• [AIM]:
Provide a single number: the count of lines containing the string "表现恶劣".

▽

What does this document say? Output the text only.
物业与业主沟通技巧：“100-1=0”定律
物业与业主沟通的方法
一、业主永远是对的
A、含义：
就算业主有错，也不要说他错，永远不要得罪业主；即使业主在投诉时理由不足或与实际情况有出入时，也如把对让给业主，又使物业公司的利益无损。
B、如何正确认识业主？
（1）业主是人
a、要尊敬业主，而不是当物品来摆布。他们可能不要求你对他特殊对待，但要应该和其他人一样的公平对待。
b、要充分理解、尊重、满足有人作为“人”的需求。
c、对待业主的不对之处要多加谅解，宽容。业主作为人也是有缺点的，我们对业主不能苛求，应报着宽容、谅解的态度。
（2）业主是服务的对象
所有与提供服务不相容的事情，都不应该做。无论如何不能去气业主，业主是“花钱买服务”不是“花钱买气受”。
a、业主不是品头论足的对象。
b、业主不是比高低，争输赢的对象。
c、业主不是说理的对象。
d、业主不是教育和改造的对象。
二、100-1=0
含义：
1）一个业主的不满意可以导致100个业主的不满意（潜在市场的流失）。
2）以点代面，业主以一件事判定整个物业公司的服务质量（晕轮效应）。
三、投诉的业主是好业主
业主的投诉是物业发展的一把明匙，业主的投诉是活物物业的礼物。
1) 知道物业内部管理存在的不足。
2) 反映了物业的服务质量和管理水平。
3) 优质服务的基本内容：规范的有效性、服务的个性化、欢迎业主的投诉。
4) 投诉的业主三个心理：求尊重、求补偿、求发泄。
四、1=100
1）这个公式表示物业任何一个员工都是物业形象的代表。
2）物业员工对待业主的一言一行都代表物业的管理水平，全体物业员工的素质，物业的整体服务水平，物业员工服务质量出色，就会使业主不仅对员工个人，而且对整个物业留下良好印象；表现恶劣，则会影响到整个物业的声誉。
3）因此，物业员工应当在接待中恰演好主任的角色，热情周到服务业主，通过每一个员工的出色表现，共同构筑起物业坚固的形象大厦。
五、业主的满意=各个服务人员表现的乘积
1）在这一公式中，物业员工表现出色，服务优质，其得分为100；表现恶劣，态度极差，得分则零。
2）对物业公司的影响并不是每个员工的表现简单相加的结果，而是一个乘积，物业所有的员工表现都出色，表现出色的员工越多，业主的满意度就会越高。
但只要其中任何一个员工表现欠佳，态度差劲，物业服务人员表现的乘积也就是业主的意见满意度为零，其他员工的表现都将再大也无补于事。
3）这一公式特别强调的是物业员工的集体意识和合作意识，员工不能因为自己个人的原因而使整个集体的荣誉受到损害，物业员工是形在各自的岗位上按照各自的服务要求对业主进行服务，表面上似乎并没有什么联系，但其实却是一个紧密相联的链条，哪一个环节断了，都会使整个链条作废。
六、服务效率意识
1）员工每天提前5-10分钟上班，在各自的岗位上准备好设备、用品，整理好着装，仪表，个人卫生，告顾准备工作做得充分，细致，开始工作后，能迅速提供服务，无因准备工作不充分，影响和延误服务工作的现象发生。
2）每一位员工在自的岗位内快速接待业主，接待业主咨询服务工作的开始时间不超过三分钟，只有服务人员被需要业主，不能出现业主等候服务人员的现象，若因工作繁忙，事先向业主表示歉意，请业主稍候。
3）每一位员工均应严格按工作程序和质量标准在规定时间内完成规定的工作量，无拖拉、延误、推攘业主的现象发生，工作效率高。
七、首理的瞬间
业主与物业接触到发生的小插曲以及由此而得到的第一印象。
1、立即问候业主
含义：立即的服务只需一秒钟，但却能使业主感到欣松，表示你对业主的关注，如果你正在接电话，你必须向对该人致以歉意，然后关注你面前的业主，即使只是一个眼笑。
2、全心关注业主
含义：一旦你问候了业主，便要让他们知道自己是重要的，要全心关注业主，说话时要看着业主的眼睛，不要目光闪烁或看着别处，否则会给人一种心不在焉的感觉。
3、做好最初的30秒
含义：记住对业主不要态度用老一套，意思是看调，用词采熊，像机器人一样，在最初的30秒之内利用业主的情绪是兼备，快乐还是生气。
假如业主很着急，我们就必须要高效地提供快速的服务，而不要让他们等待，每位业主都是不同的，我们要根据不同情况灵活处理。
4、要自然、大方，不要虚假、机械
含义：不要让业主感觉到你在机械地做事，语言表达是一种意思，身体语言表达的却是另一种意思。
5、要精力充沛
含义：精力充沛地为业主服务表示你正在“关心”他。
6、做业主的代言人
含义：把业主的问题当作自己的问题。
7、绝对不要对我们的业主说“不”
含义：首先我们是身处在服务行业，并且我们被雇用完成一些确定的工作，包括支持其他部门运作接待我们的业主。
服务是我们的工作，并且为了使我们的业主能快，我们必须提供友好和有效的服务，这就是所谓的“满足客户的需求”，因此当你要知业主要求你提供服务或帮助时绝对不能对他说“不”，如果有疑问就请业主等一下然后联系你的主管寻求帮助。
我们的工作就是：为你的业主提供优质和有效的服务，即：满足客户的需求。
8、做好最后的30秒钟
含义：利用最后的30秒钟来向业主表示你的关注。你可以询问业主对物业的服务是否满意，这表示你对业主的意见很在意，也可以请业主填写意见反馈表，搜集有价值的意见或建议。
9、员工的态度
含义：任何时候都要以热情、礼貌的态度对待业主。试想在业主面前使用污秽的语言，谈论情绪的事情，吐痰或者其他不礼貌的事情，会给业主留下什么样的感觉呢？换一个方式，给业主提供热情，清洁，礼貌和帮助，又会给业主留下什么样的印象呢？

△

• [FINISHED EXERCISE]:
2